= To be done =
Please write out the material that follows, exactly as it stands.

= Exercise data =
____________________
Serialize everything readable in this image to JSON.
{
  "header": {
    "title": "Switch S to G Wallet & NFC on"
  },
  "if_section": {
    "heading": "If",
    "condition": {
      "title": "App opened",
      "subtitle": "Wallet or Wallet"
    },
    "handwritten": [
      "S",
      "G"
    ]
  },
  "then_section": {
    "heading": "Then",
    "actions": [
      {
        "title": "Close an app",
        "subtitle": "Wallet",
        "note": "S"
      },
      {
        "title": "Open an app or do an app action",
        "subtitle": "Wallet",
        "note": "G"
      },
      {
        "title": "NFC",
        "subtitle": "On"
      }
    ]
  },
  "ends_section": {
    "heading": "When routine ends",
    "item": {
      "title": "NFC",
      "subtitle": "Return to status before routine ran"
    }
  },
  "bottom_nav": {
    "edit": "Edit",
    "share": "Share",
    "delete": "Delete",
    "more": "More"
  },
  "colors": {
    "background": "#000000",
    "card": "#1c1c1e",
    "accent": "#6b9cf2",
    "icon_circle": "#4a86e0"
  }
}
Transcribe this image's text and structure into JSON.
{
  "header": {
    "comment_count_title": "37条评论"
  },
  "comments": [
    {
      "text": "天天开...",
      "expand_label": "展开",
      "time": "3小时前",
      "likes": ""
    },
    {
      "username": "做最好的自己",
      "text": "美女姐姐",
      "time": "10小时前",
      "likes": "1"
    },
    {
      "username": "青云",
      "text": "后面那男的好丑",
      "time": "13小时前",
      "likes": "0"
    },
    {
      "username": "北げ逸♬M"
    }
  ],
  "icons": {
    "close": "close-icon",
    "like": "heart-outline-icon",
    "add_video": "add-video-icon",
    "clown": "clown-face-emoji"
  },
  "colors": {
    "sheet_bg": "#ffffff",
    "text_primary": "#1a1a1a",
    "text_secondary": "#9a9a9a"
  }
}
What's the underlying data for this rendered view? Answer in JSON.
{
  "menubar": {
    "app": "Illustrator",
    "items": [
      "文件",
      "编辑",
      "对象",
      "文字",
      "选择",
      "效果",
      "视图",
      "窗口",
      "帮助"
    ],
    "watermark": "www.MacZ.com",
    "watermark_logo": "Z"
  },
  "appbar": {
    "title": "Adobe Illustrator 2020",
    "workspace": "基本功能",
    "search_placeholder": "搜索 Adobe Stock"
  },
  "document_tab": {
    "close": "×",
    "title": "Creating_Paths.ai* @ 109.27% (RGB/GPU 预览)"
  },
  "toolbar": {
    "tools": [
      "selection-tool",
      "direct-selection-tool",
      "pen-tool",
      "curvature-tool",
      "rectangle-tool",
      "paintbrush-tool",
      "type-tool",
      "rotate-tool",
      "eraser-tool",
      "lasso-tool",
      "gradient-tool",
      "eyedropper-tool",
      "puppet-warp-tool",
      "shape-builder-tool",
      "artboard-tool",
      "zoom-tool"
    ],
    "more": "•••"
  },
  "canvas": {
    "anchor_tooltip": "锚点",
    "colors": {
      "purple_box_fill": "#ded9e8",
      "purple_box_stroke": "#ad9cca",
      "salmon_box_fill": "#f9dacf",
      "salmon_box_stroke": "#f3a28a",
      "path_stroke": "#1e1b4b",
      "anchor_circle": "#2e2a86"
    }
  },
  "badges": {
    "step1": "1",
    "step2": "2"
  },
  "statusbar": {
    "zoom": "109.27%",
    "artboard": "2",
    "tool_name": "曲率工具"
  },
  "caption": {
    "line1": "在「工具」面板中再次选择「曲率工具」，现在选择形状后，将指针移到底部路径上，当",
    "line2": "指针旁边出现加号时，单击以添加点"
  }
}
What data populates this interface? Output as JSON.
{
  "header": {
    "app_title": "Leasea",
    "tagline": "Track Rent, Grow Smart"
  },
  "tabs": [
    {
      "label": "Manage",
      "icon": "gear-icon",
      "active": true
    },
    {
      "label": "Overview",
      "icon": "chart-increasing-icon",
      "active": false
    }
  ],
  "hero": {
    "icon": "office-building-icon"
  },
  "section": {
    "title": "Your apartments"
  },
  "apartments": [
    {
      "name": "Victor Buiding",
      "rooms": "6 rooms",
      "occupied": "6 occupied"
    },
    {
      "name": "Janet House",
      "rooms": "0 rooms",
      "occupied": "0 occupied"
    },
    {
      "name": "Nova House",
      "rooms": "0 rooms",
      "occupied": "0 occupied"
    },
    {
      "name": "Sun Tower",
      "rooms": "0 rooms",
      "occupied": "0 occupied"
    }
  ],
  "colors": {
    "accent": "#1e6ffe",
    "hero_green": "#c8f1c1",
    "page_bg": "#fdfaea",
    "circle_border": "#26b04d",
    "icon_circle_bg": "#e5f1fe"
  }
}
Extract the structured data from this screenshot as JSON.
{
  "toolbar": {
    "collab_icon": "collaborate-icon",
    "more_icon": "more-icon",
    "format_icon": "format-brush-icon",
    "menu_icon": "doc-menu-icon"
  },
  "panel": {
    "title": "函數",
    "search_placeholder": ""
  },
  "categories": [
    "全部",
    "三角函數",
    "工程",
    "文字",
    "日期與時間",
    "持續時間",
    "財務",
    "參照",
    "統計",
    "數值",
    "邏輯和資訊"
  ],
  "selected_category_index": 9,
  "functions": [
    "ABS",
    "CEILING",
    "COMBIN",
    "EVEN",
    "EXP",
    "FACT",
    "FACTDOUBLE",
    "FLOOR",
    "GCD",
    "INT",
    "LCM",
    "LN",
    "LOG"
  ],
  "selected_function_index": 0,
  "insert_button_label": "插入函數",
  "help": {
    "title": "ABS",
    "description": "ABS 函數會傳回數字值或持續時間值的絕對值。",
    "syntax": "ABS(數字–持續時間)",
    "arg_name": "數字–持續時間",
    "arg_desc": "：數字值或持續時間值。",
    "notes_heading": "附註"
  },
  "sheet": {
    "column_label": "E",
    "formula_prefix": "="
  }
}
____________________
= Response to the exercise =
Serialize everything readable in this image to JSON.
{
  "header": {
    "title": "Switch S to G Wallet & NFC on"
  },
  "if_section": {
    "heading": "If",
    "condition": {
      "title": "App opened",
      "subtitle": "Wallet or Wallet"
    },
    "handwritten": [
      "S",
      "G"
    ]
  },
  "then_section": {
    "heading": "Then",
    "actions": [
      {
        "title": "Close an app",
        "subtitle": "Wallet",
        "note": "S"
      },
      {
        "title": "Open an app or do an app action",
        "subtitle": "Wallet",
        "note": "G"
      },
      {
        "title": "NFC",
        "subtitle": "On"
      }
    ]
  },
  "ends_section": {
    "heading": "When routine ends",
    "item": {
      "title": "NFC",
      "subtitle": "Return to status before routine ran"
    }
  },
  "bottom_nav": {
    "edit": "Edit",
    "share": "Share",
    "delete": "Delete",
    "more": "More"
  },
  "colors": {
    "background": "#000000",
    "card": "#1c1c1e",
    "accent": "#6b9cf2",
    "icon_circle": "#4a86e0"
  }
}
Transcribe this image's text and structure into JSON.
{
  "header": {
    "comment_count_title": "37条评论"
  },
  "comments": [
    {
      "text": "天天开...",
      "expand_label": "展开",
      "time": "3小时前",
      "likes": ""
    },
    {
      "username": "做最好的自己",
      "text": "美女姐姐",
      "time": "10小时前",
      "likes": "1"
    },
    {
      "username": "青云",
      "text": "后面那男的好丑",
      "time": "13小时前",
      "likes": "0"
    },
    {
      "username": "北げ逸♬M"
    }
  ],
  "icons": {
    "close": "close-icon",
    "like": "heart-outline-icon",
    "add_video": "add-video-icon",
    "clown": "clown-face-emoji"
  },
  "colors": {
    "sheet_bg": "#ffffff",
    "text_primary": "#1a1a1a",
    "text_secondary": "#9a9a9a"
  }
}
What's the underlying data for this rendered view? Answer in JSON.
{
  "menubar": {
    "app": "Illustrator",
    "items": [
      "文件",
      "编辑",
      "对象",
      "文字",
      "选择",
      "效果",
      "视图",
      "窗口",
      "帮助"
    ],
    "watermark": "www.MacZ.com",
    "watermark_logo": "Z"
  },
  "appbar": {
    "title": "Adobe Illustrator 2020",
    "workspace": "基本功能",
    "search_placeholder": "搜索 Adobe Stock"
  },
  "document_tab": {
    "close": "×",
    "title": "Creating_Paths.ai* @ 109.27% (RGB/GPU 预览)"
  },
  "toolbar": {
    "tools": [
      "selection-tool",
      "direct-selection-tool",
      "pen-tool",
      "curvature-tool",
      "rectangle-tool",
      "paintbrush-tool",
      "type-tool",
      "rotate-tool",
      "eraser-tool",
      "lasso-tool",
      "gradient-tool",
      "eyedropper-tool",
      "puppet-warp-tool",
      "shape-builder-tool",
      "artboard-tool",
      "zoom-tool"
    ],
    "more": "•••"
  },
  "canvas": {
    "anchor_tooltip": "锚点",
    "colors": {
      "purple_box_fill": "#ded9e8",
      "purple_box_stroke": "#ad9cca",
      "salmon_box_fill": "#f9dacf",
      "salmon_box_stroke": "#f3a28a",
      "path_stroke": "#1e1b4b",
      "anchor_circle": "#2e2a86"
    }
  },
  "badges": {
    "step1": "1",
    "step2": "2"
  },
  "statusbar": {
    "zoom": "109.27%",
    "artboard": "2",
    "tool_name": "曲率工具"
  },
  "caption": {
    "line1": "在「工具」面板中再次选择「曲率工具」，现在选择形状后，将指针移到底部路径上，当",
    "line2": "指针旁边出现加号时，单击以添加点"
  }
}
What data populates this interface? Output as JSON.
{
  "header": {
    "app_title": "Leasea",
    "tagline": "Track Rent, Grow Smart"
  },
  "tabs": [
    {
      "label": "Manage",
      "icon": "gear-icon",
      "active": true
    },
    {
      "label": "Overview",
      "icon": "chart-increasing-icon",
      "active": false
    }
  ],
  "hero": {
    "icon": "office-building-icon"
  },
  "section": {
    "title": "Your apartments"
  },
  "apartments": [
    {
      "name": "Victor Buiding",
      "rooms": "6 rooms",
      "occupied": "6 occupied"
    },
    {
      "name": "Janet House",
      "rooms": "0 rooms",
      "occupied": "0 occupied"
    },
    {
      "name": "Nova House",
      "rooms": "0 rooms",
      "occupied": "0 occupied"
    },
    {
      "name": "Sun Tower",
      "rooms": "0 rooms",
      "occupied": "0 occupied"
    }
  ],
  "colors": {
    "accent": "#1e6ffe",
    "hero_green": "#c8f1c1",
    "page_bg": "#fdfaea",
    "circle_border": "#26b04d",
    "icon_circle_bg": "#e5f1fe"
  }
}
Extract the structured data from this screenshot as JSON.
{
  "toolbar": {
    "collab_icon": "collaborate-icon",
    "more_icon": "more-icon",
    "format_icon": "format-brush-icon",
    "menu_icon": "doc-menu-icon"
  },
  "panel": {
    "title": "函數",
    "search_placeholder": ""
  },
  "categories": [
    "全部",
    "三角函數",
    "工程",
    "文字",
    "日期與時間",
    "持續時間",
    "財務",
    "參照",
    "統計",
    "數值",
    "邏輯和資訊"
  ],
  "selected_category_index": 9,
  "functions": [
    "ABS",
    "CEILING",
    "COMBIN",
    "EVEN",
    "EXP",
    "FACT",
    "FACTDOUBLE",
    "FLOOR",
    "GCD",
    "INT",
    "LCM",
    "LN",
    "LOG"
  ],
  "selected_function_index": 0,
  "insert_button_label": "插入函數",
  "help": {
    "title": "ABS",
    "description": "ABS 函數會傳回數字值或持續時間值的絕對值。",
    "syntax": "ABS(數字–持續時間)",
    "arg_name": "數字–持續時間",
    "arg_desc": "：數字值或持續時間值。",
    "notes_heading": "附註"
  },
  "sheet": {
    "column_label": "E",
    "formula_prefix": "="
  }
}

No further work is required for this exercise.